* THE INPUT
────────
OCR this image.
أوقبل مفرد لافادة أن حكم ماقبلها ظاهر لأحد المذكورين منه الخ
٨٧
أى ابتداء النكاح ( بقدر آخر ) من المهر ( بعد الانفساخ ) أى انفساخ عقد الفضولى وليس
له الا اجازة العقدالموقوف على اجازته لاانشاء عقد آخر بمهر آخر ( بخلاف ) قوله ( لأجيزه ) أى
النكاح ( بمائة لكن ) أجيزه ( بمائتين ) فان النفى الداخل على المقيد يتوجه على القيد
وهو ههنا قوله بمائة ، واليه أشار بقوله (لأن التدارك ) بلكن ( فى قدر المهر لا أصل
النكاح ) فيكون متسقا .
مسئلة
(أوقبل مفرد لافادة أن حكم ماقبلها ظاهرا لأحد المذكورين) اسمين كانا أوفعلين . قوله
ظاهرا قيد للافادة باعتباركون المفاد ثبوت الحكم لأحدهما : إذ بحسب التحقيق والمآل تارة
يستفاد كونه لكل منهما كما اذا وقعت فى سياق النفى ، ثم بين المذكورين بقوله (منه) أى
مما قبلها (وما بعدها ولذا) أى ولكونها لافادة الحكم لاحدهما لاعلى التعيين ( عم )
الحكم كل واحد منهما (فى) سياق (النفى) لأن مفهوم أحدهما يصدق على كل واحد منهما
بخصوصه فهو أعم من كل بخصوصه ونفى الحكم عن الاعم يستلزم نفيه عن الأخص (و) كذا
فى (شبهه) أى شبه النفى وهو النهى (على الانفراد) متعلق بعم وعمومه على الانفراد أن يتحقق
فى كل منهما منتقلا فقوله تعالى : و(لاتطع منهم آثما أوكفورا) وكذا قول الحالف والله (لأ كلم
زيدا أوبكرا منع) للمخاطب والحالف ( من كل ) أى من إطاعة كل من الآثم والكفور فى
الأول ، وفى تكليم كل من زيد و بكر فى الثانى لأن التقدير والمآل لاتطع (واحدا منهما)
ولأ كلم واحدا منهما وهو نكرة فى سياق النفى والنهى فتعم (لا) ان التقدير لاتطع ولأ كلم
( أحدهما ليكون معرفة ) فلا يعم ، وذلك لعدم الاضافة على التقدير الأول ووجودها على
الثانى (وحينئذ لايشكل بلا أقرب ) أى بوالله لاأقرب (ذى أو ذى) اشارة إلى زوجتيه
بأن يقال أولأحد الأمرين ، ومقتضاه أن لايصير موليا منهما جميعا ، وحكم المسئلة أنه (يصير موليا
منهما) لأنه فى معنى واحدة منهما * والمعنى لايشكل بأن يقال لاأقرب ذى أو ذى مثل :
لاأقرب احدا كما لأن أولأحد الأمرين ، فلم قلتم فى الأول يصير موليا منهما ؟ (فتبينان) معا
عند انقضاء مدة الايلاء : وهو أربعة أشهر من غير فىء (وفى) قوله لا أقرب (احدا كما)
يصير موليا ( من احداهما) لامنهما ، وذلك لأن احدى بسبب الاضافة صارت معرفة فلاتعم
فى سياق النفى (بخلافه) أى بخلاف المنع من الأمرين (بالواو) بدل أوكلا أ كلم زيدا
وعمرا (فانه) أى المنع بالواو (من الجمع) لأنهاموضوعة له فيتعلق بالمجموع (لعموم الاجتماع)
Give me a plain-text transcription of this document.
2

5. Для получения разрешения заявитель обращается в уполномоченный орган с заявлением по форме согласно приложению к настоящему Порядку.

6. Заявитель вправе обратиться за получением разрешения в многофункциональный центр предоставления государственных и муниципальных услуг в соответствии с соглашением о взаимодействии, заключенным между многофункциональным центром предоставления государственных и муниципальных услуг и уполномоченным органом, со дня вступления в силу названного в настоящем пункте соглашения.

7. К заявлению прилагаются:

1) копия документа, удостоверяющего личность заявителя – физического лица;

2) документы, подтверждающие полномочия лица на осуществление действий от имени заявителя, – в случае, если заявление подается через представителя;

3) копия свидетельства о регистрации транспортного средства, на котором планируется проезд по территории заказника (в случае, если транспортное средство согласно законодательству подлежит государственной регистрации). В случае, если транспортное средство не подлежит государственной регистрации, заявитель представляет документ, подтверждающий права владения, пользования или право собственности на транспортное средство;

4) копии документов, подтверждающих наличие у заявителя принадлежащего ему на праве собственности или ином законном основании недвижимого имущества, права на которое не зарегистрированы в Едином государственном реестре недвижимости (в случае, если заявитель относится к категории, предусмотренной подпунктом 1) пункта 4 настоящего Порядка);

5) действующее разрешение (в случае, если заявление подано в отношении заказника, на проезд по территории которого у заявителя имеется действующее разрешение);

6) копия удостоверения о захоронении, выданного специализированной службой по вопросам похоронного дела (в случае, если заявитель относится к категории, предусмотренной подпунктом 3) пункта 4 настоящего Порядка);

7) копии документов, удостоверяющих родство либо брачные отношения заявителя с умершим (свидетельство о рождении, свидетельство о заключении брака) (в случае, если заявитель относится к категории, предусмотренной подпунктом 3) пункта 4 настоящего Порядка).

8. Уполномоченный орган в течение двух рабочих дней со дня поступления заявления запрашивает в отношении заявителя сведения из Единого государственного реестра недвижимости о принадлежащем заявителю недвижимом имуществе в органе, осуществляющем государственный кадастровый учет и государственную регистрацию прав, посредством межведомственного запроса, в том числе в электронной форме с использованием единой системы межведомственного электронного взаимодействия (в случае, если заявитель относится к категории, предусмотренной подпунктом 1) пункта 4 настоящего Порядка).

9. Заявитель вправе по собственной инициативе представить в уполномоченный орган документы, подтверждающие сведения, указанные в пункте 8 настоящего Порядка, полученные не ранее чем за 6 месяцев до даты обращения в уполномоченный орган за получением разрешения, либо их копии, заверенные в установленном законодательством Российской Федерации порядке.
────────
* REQUEST
Give the entries once more, exactly as they appear.

* COMPLETE ANSWER
OCR this image.
أوقبل مفرد لافادة أن حكم ماقبلها ظاهر لأحد المذكورين منه الخ
٨٧
أى ابتداء النكاح ( بقدر آخر ) من المهر ( بعد الانفساخ ) أى انفساخ عقد الفضولى وليس
له الا اجازة العقدالموقوف على اجازته لاانشاء عقد آخر بمهر آخر ( بخلاف ) قوله ( لأجيزه ) أى
النكاح ( بمائة لكن ) أجيزه ( بمائتين ) فان النفى الداخل على المقيد يتوجه على القيد
وهو ههنا قوله بمائة ، واليه أشار بقوله (لأن التدارك ) بلكن ( فى قدر المهر لا أصل
النكاح ) فيكون متسقا .
مسئلة
(أوقبل مفرد لافادة أن حكم ماقبلها ظاهرا لأحد المذكورين) اسمين كانا أوفعلين . قوله
ظاهرا قيد للافادة باعتباركون المفاد ثبوت الحكم لأحدهما : إذ بحسب التحقيق والمآل تارة
يستفاد كونه لكل منهما كما اذا وقعت فى سياق النفى ، ثم بين المذكورين بقوله (منه) أى
مما قبلها (وما بعدها ولذا) أى ولكونها لافادة الحكم لاحدهما لاعلى التعيين ( عم )
الحكم كل واحد منهما (فى) سياق (النفى) لأن مفهوم أحدهما يصدق على كل واحد منهما
بخصوصه فهو أعم من كل بخصوصه ونفى الحكم عن الاعم يستلزم نفيه عن الأخص (و) كذا
فى (شبهه) أى شبه النفى وهو النهى (على الانفراد) متعلق بعم وعمومه على الانفراد أن يتحقق
فى كل منهما منتقلا فقوله تعالى : و(لاتطع منهم آثما أوكفورا) وكذا قول الحالف والله (لأ كلم
زيدا أوبكرا منع) للمخاطب والحالف ( من كل ) أى من إطاعة كل من الآثم والكفور فى
الأول ، وفى تكليم كل من زيد و بكر فى الثانى لأن التقدير والمآل لاتطع (واحدا منهما)
ولأ كلم واحدا منهما وهو نكرة فى سياق النفى والنهى فتعم (لا) ان التقدير لاتطع ولأ كلم
( أحدهما ليكون معرفة ) فلا يعم ، وذلك لعدم الاضافة على التقدير الأول ووجودها على
الثانى (وحينئذ لايشكل بلا أقرب ) أى بوالله لاأقرب (ذى أو ذى) اشارة إلى زوجتيه
بأن يقال أولأحد الأمرين ، ومقتضاه أن لايصير موليا منهما جميعا ، وحكم المسئلة أنه (يصير موليا
منهما) لأنه فى معنى واحدة منهما * والمعنى لايشكل بأن يقال لاأقرب ذى أو ذى مثل :
لاأقرب احدا كما لأن أولأحد الأمرين ، فلم قلتم فى الأول يصير موليا منهما ؟ (فتبينان) معا
عند انقضاء مدة الايلاء : وهو أربعة أشهر من غير فىء (وفى) قوله لا أقرب (احدا كما)
يصير موليا ( من احداهما) لامنهما ، وذلك لأن احدى بسبب الاضافة صارت معرفة فلاتعم
فى سياق النفى (بخلافه) أى بخلاف المنع من الأمرين (بالواو) بدل أوكلا أ كلم زيدا
وعمرا (فانه) أى المنع بالواو (من الجمع) لأنهاموضوعة له فيتعلق بالمجموع (لعموم الاجتماع)
Give me a plain-text transcription of this document.
2

5. Для получения разрешения заявитель обращается в уполномоченный орган с заявлением по форме согласно приложению к настоящему Порядку.

6. Заявитель вправе обратиться за получением разрешения в многофункциональный центр предоставления государственных и муниципальных услуг в соответствии с соглашением о взаимодействии, заключенным между многофункциональным центром предоставления государственных и муниципальных услуг и уполномоченным органом, со дня вступления в силу названного в настоящем пункте соглашения.

7. К заявлению прилагаются:

1) копия документа, удостоверяющего личность заявителя – физического лица;

2) документы, подтверждающие полномочия лица на осуществление действий от имени заявителя, – в случае, если заявление подается через представителя;

3) копия свидетельства о регистрации транспортного средства, на котором планируется проезд по территории заказника (в случае, если транспортное средство согласно законодательству подлежит государственной регистрации). В случае, если транспортное средство не подлежит государственной регистрации, заявитель представляет документ, подтверждающий права владения, пользования или право собственности на транспортное средство;

4) копии документов, подтверждающих наличие у заявителя принадлежащего ему на праве собственности или ином законном основании недвижимого имущества, права на которое не зарегистрированы в Едином государственном реестре недвижимости (в случае, если заявитель относится к категории, предусмотренной подпунктом 1) пункта 4 настоящего Порядка);

5) действующее разрешение (в случае, если заявление подано в отношении заказника, на проезд по территории которого у заявителя имеется действующее разрешение);

6) копия удостоверения о захоронении, выданного специализированной службой по вопросам похоронного дела (в случае, если заявитель относится к категории, предусмотренной подпунктом 3) пункта 4 настоящего Порядка);

7) копии документов, удостоверяющих родство либо брачные отношения заявителя с умершим (свидетельство о рождении, свидетельство о заключении брака) (в случае, если заявитель относится к категории, предусмотренной подпунктом 3) пункта 4 настоящего Порядка).

8. Уполномоченный орган в течение двух рабочих дней со дня поступления заявления запрашивает в отношении заявителя сведения из Единого государственного реестра недвижимости о принадлежащем заявителю недвижимом имуществе в органе, осуществляющем государственный кадастровый учет и государственную регистрацию прав, посредством межведомственного запроса, в том числе в электронной форме с использованием единой системы межведомственного электронного взаимодействия (в случае, если заявитель относится к категории, предусмотренной подпунктом 1) пункта 4 настоящего Порядка).

9. Заявитель вправе по собственной инициативе представить в уполномоченный орган документы, подтверждающие сведения, указанные в пункте 8 настоящего Порядка, полученные не ранее чем за 6 месяцев до даты обращения в уполномоченный орган за получением разрешения, либо их копии, заверенные в установленном законодательством Российской Федерации порядке.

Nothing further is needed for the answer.